### Set problem
Among the entries below, find the lines with "JSON" and copy them.

### Dataset extract
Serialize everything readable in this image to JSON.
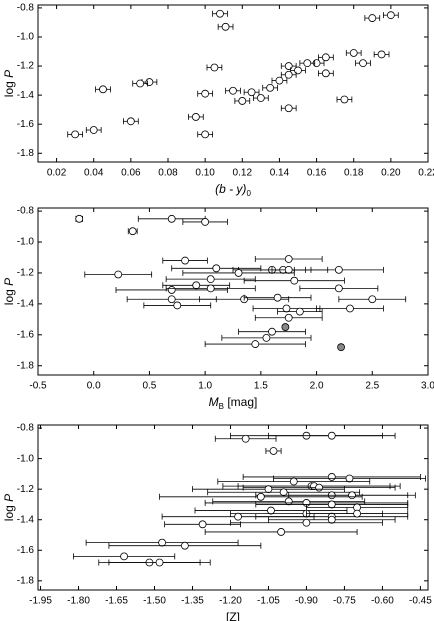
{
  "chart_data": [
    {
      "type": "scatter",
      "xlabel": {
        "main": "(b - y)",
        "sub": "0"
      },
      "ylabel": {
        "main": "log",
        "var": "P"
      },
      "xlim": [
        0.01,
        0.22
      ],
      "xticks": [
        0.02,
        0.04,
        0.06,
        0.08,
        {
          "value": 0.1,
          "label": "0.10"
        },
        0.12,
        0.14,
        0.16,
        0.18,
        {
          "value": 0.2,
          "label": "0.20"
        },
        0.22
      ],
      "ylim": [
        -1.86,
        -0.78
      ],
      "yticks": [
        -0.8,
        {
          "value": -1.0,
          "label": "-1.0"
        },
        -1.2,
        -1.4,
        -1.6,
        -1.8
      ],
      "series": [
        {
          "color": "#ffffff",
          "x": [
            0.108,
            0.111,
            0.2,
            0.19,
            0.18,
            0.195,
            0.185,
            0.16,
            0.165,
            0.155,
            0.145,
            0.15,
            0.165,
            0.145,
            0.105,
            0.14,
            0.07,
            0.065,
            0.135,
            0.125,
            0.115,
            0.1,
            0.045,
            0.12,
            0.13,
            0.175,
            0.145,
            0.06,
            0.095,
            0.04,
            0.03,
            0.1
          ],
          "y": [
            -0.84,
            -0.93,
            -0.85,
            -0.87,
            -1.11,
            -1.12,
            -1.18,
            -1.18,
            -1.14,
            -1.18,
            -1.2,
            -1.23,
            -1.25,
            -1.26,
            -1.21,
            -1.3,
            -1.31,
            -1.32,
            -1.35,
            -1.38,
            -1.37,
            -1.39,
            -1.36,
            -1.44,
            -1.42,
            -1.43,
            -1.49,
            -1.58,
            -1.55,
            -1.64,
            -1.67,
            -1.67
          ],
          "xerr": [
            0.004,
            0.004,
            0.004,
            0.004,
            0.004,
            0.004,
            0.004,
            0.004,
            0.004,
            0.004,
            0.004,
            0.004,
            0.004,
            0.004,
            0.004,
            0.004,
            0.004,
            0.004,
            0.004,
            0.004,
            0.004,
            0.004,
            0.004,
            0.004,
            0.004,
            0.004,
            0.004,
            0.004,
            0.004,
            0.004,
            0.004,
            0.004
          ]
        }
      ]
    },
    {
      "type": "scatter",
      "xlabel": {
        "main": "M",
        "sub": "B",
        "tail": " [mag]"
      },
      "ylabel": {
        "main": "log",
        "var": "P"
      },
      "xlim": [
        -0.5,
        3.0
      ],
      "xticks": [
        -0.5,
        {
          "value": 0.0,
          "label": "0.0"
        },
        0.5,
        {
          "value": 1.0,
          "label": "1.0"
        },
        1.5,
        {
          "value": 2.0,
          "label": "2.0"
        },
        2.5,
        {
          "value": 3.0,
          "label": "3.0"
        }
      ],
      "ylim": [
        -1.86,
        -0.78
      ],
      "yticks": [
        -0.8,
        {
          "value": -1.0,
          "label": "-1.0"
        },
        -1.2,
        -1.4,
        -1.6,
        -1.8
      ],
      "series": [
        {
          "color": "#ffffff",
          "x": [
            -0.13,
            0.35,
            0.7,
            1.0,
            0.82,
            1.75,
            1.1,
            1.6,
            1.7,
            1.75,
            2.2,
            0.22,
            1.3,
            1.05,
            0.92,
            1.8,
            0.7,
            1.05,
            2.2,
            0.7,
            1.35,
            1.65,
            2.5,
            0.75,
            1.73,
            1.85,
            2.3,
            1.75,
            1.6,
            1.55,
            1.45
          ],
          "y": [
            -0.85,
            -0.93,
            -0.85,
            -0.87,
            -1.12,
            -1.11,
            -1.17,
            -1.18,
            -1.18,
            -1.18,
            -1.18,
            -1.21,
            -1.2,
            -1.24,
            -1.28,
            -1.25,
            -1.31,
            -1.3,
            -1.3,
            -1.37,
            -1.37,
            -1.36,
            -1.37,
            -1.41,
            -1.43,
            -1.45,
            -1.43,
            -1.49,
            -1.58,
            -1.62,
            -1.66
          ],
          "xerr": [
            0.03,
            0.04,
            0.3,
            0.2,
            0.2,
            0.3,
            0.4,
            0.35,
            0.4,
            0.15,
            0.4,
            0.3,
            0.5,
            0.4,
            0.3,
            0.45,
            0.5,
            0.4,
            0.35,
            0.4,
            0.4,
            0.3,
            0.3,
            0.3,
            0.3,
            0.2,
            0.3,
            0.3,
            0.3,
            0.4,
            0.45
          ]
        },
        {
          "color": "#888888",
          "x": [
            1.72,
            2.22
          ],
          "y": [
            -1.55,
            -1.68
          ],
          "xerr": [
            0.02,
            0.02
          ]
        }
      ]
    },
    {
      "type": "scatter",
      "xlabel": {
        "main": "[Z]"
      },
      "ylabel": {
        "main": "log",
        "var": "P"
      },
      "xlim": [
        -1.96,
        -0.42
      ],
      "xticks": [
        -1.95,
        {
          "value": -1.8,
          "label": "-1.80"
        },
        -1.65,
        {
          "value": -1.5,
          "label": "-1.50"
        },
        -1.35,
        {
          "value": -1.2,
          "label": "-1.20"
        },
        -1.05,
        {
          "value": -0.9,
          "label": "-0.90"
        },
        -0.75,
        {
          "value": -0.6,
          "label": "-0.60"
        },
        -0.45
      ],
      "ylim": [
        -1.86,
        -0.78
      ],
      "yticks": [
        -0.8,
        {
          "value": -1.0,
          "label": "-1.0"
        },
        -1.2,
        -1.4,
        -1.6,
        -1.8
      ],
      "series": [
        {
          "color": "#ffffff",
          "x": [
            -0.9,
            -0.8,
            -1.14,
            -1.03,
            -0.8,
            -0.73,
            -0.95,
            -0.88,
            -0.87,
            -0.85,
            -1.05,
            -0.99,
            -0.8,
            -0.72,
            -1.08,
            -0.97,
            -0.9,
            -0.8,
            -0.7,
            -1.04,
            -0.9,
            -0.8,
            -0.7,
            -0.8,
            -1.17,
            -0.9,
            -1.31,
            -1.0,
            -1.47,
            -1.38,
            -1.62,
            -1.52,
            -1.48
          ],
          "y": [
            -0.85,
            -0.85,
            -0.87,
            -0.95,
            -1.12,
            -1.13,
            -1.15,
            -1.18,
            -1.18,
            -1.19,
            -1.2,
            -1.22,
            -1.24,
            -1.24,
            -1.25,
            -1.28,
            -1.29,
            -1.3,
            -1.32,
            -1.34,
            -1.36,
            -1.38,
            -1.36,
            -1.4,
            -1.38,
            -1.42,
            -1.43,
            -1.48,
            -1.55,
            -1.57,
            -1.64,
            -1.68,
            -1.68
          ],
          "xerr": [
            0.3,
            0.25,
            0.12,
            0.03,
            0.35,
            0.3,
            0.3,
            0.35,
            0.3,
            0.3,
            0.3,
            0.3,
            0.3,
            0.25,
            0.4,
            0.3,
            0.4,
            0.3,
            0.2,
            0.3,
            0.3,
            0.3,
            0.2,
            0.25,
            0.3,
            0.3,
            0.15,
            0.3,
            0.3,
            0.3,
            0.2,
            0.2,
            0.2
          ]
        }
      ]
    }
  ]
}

---

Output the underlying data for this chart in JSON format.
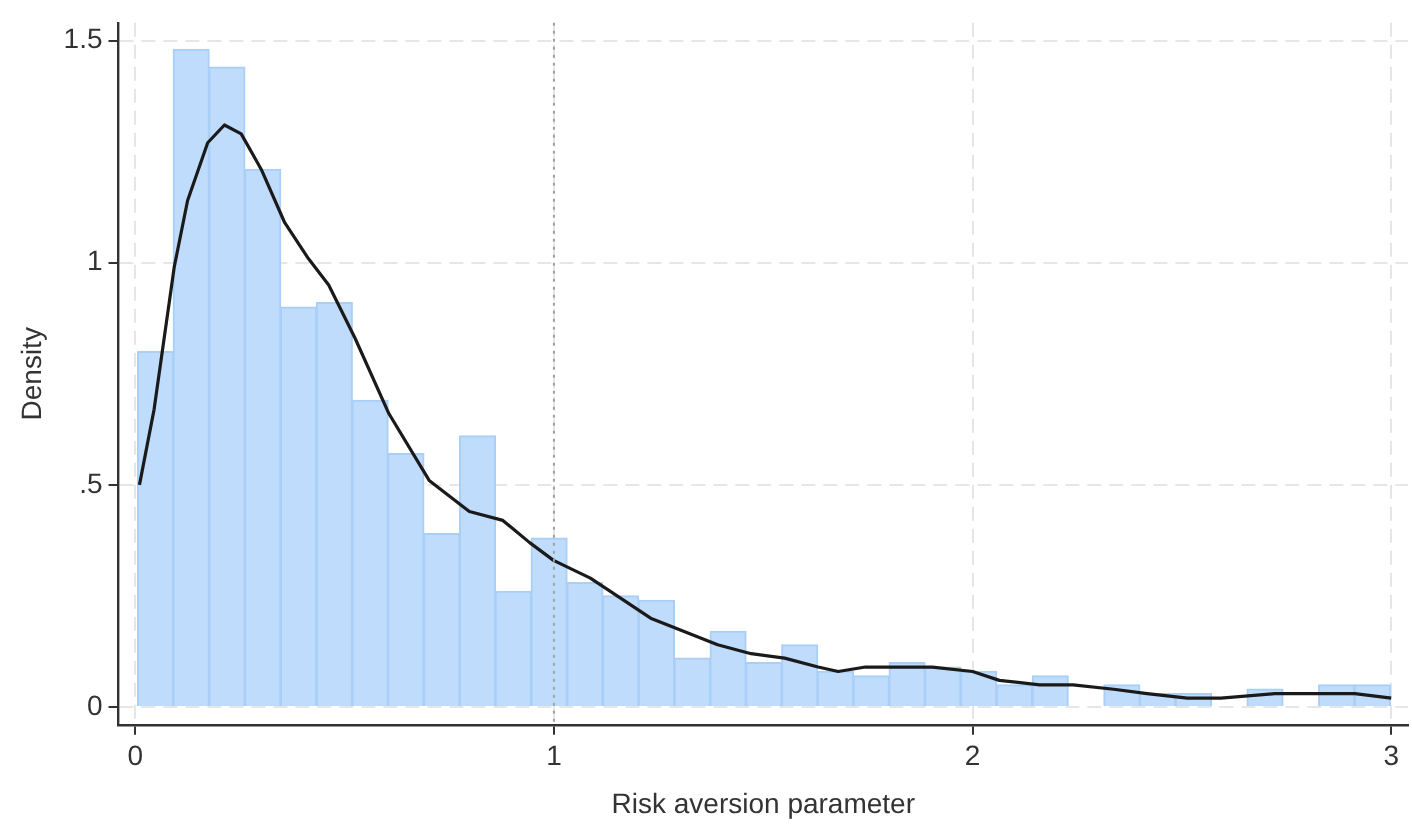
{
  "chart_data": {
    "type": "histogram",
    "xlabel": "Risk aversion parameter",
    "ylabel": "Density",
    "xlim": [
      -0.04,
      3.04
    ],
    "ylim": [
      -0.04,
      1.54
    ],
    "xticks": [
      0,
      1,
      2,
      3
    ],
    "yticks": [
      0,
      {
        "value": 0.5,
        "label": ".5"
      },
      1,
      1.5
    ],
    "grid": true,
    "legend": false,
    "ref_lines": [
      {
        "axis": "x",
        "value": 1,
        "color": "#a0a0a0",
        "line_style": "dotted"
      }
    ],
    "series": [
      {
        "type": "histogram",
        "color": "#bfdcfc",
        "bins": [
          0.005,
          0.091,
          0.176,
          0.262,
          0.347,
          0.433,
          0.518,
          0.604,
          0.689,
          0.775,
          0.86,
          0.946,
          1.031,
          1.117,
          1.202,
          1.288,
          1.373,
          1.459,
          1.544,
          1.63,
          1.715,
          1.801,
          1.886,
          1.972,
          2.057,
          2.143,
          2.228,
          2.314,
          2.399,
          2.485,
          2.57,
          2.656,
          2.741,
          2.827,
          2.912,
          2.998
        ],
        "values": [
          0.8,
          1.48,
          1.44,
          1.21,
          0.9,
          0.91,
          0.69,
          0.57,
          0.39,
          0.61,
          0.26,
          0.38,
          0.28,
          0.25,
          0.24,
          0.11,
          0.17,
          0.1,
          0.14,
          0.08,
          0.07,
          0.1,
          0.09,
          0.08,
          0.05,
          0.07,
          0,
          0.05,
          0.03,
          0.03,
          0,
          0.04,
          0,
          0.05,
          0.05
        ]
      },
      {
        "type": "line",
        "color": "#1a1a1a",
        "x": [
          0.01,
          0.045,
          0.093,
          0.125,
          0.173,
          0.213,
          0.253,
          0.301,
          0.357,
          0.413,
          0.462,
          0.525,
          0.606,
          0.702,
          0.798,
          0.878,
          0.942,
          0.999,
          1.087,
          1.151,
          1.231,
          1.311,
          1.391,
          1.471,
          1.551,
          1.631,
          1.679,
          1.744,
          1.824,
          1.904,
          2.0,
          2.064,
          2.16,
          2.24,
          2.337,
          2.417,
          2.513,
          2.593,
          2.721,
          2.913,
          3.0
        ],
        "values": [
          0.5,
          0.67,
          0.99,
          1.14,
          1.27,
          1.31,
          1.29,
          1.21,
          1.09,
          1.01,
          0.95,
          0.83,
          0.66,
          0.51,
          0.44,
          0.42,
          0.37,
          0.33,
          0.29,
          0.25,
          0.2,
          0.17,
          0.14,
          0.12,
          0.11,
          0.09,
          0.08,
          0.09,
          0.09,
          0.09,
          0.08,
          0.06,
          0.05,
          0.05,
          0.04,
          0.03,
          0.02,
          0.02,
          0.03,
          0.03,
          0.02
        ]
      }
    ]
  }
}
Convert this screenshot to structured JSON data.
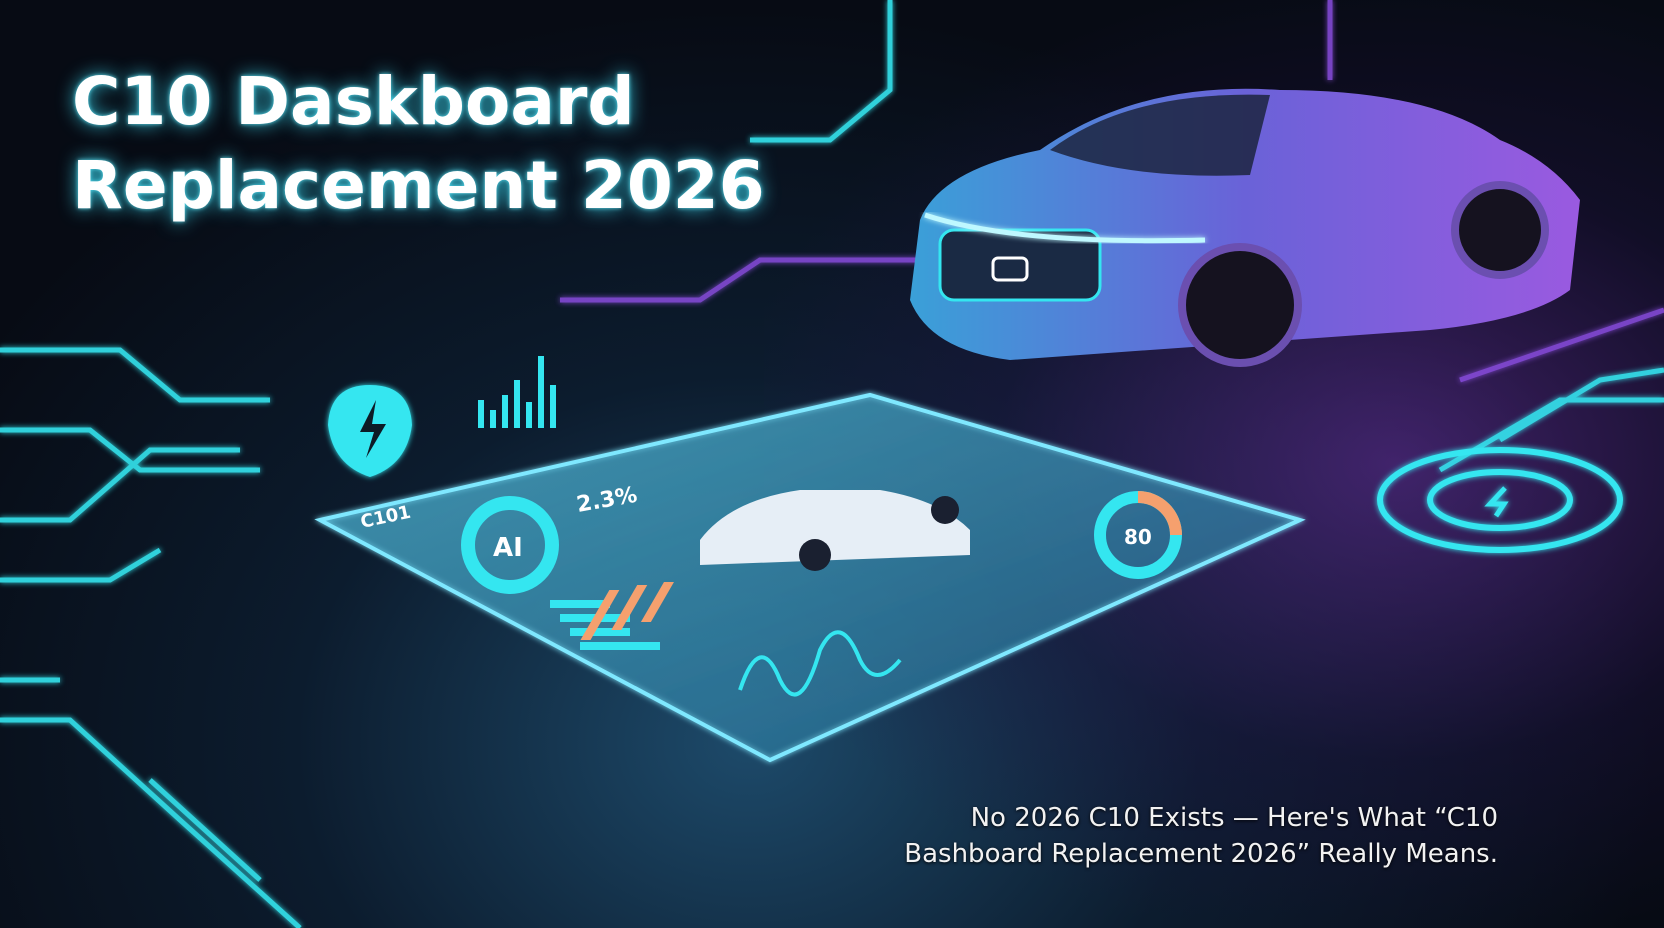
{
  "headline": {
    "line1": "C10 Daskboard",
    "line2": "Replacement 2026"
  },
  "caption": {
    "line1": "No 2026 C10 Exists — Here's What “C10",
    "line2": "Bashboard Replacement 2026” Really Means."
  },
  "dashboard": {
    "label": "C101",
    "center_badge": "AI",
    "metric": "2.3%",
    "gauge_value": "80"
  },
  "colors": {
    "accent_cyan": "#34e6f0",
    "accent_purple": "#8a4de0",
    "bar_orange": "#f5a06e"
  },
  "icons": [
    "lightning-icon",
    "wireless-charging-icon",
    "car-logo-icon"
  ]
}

### Exercise response
Serialize everything readable in this image to JSON.
Output the underlying data for this chart in JSON format.
Convert this screenshot to structured JSON data.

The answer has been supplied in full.